— start of Given information —

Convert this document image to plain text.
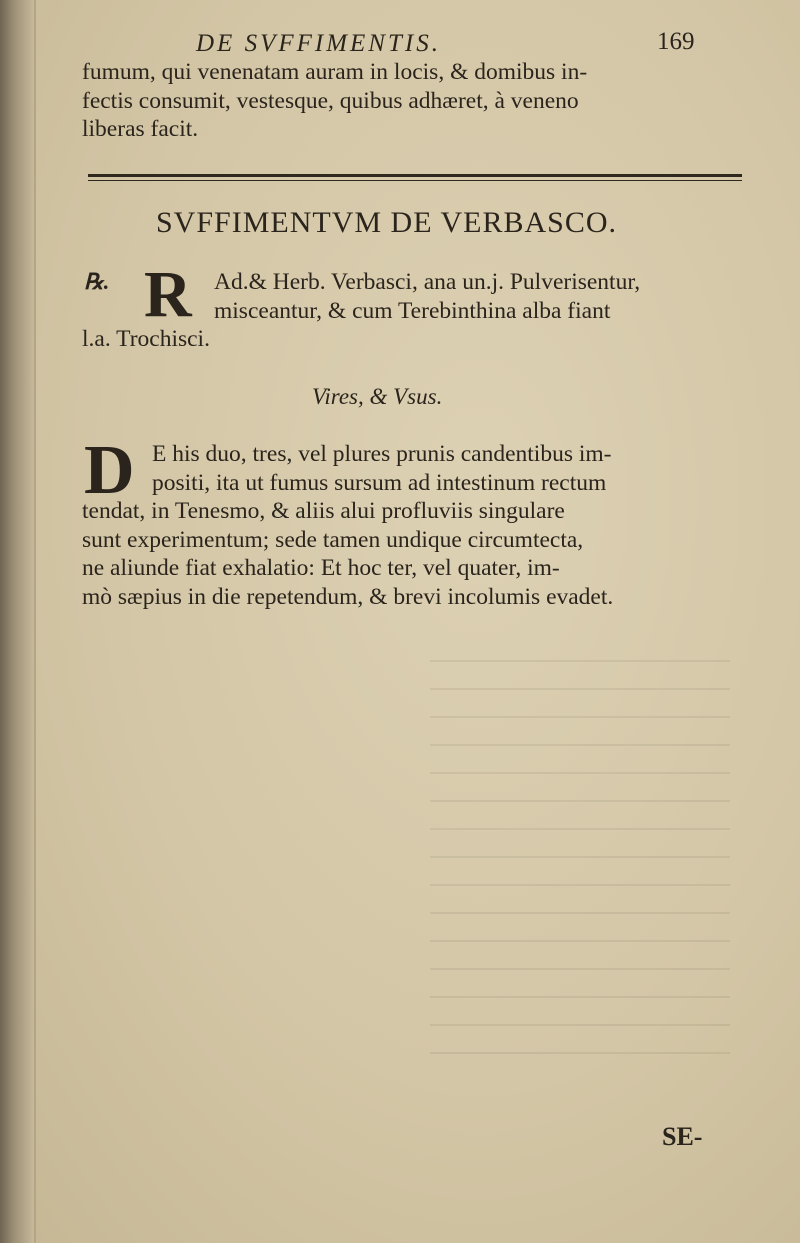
DE SVFFIMENTIS.	169
fumum, qui venenatam auram in locis, & domibus in-
fectis consumit, vestesque, quibus adhæret, à veneno
liberas facit.
SVFFIMENTVM DE VERBASCO.
℞. R Ad.& Herb. Verbasci, ana un.j. Pulverisentur,
misceantur, & cum Terebinthina alba fiant
l.a. Trochisci.
Vires, & Vsus.
D E his duo, tres, vel plures prunis candentibus im-
positi, ita ut fumus sursum ad intestinum rectum
tendat, in Tenesmo, & aliis alui profluviis singulare
sunt experimentum; sede tamen undique circumtecta,
ne aliunde fiat exhalatio: Et hoc ter, vel quater, im-
mò sæpius in die repetendum, & brevi incolumis evadet.
SE-
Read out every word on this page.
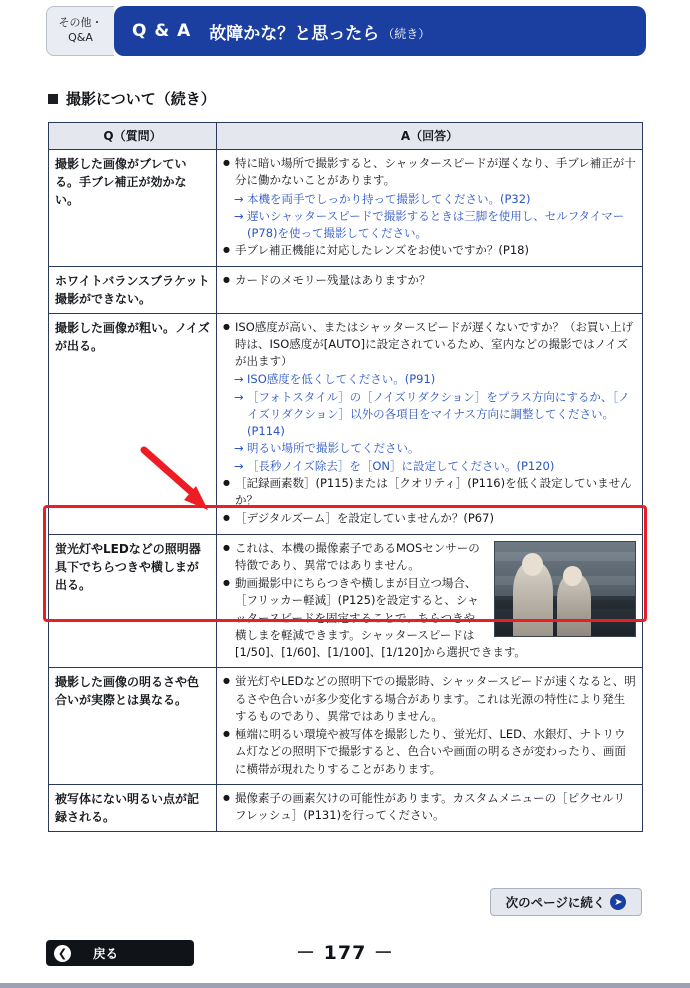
その他・
Q&A Q & A 故障かな？と思ったら （続き）
撮影について（続き）
Q（質問）	A（回答）
撮影した画像がブレている。手ブレ補正が効かない。	
● 特に暗い場所で撮影すると、シャッタースピードが遅くなり、手ブレ補正が十分に働かないことがあります。
→ 本機を両手でしっかり持って撮影してください。(P32)
→ 遅いシャッタースピードで撮影するときは三脚を使用し、セルフタイマー(P78)を使って撮影してください。
● 手ブレ補正機能に対応したレンズをお使いですか？(P18)

ホワイトバランスブラケット撮影ができない。	
● カードのメモリー残量はありますか？

撮影した画像が粗い。ノイズが出る。	
● ISO感度が高い、またはシャッタースピードが遅くないですか？（お買い上げ時は、ISO感度が[AUTO]に設定されているため、室内などの撮影ではノイズが出ます）
→ ISO感度を低くしてください。(P91)
→ ［フォトスタイル］の［ノイズリダクション］をプラス方向にするか、［ノイズリダクション］以外の各項目をマイナス方向に調整してください。(P114)
→ 明るい場所で撮影してください。
→ ［長秒ノイズ除去］を［ON］に設定してください。(P120)
● ［記録画素数］(P115)または［クオリティ］(P116)を低く設定していませんか？
● ［デジタルズーム］を設定していませんか？(P67)

蛍光灯やLEDなどの照明器具下でちらつきや横しまが出る。	
● これは、本機の撮像素子であるMOSセンサーの特徴であり、異常ではありません。
● 動画撮影中にちらつきや横しまが目立つ場合、［フリッカー軽減］(P125)を設定すると、シャッタースピードを固定することで、ちらつきや横しまを軽減できます。シャッタースピードは[1/50]、[1/60]、[1/100]、[1/120]から選択できます。

撮影した画像の明るさや色合いが実際とは異なる。	
● 蛍光灯やLEDなどの照明下での撮影時、シャッタースピードが速くなると、明るさや色合いが多少変化する場合があります。これは光源の特性により発生するものであり、異常ではありません。
● 極端に明るい環境や被写体を撮影したり、蛍光灯、LED、水銀灯、ナトリウム灯などの照明下で撮影すると、色合いや画面の明るさが変わったり、画面に横帯が現れたりすることがあります。

被写体にない明るい点が記録される。	
● 撮像素子の画素欠けの可能性があります。カスタムメニューの［ピクセルリフレッシュ］(P131)を行ってください。
次のページに続く ➤
❮	戻る	－ 177 －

— end of Given information —

Return each line from the material above exactly, but not the pictures.

- Solution for this exercise:
Convert this document image to plain text.
DE SVFFIMENTIS.	169
fumum, qui venenatam auram in locis, & domibus in-
fectis consumit, vestesque, quibus adhæret, à veneno
liberas facit.
SVFFIMENTVM DE VERBASCO.
℞. R Ad.& Herb. Verbasci, ana un.j. Pulverisentur,
misceantur, & cum Terebinthina alba fiant
l.a. Trochisci.
Vires, & Vsus.
D E his duo, tres, vel plures prunis candentibus im-
positi, ita ut fumus sursum ad intestinum rectum
tendat, in Tenesmo, & aliis alui profluviis singulare
sunt experimentum; sede tamen undique circumtecta,
ne aliunde fiat exhalatio: Et hoc ter, vel quater, im-
mò sæpius in die repetendum, & brevi incolumis evadet.
SE-
Read out every word on this page.
その他・
Q&A Q & A 故障かな？と思ったら （続き）
撮影について（続き）
Q（質問）	A（回答）
撮影した画像がブレている。手ブレ補正が効かない。	
● 特に暗い場所で撮影すると、シャッタースピードが遅くなり、手ブレ補正が十分に働かないことがあります。
→ 本機を両手でしっかり持って撮影してください。(P32)
→ 遅いシャッタースピードで撮影するときは三脚を使用し、セルフタイマー(P78)を使って撮影してください。
● 手ブレ補正機能に対応したレンズをお使いですか？(P18)

ホワイトバランスブラケット撮影ができない。	
● カードのメモリー残量はありますか？

撮影した画像が粗い。ノイズが出る。	
● ISO感度が高い、またはシャッタースピードが遅くないですか？（お買い上げ時は、ISO感度が[AUTO]に設定されているため、室内などの撮影ではノイズが出ます）
→ ISO感度を低くしてください。(P91)
→ ［フォトスタイル］の［ノイズリダクション］をプラス方向にするか、［ノイズリダクション］以外の各項目をマイナス方向に調整してください。(P114)
→ 明るい場所で撮影してください。
→ ［長秒ノイズ除去］を［ON］に設定してください。(P120)
● ［記録画素数］(P115)または［クオリティ］(P116)を低く設定していませんか？
● ［デジタルズーム］を設定していませんか？(P67)

蛍光灯やLEDなどの照明器具下でちらつきや横しまが出る。	
● これは、本機の撮像素子であるMOSセンサーの特徴であり、異常ではありません。
● 動画撮影中にちらつきや横しまが目立つ場合、［フリッカー軽減］(P125)を設定すると、シャッタースピードを固定することで、ちらつきや横しまを軽減できます。シャッタースピードは[1/50]、[1/60]、[1/100]、[1/120]から選択できます。

撮影した画像の明るさや色合いが実際とは異なる。	
● 蛍光灯やLEDなどの照明下での撮影時、シャッタースピードが速くなると、明るさや色合いが多少変化する場合があります。これは光源の特性により発生するものであり、異常ではありません。
● 極端に明るい環境や被写体を撮影したり、蛍光灯、LED、水銀灯、ナトリウム灯などの照明下で撮影すると、色合いや画面の明るさが変わったり、画面に横帯が現れたりすることがあります。

被写体にない明るい点が記録される。	
● 撮像素子の画素欠けの可能性があります。カスタムメニューの［ピクセルリフレッシュ］(P131)を行ってください。
次のページに続く ➤
❮	戻る	－ 177 －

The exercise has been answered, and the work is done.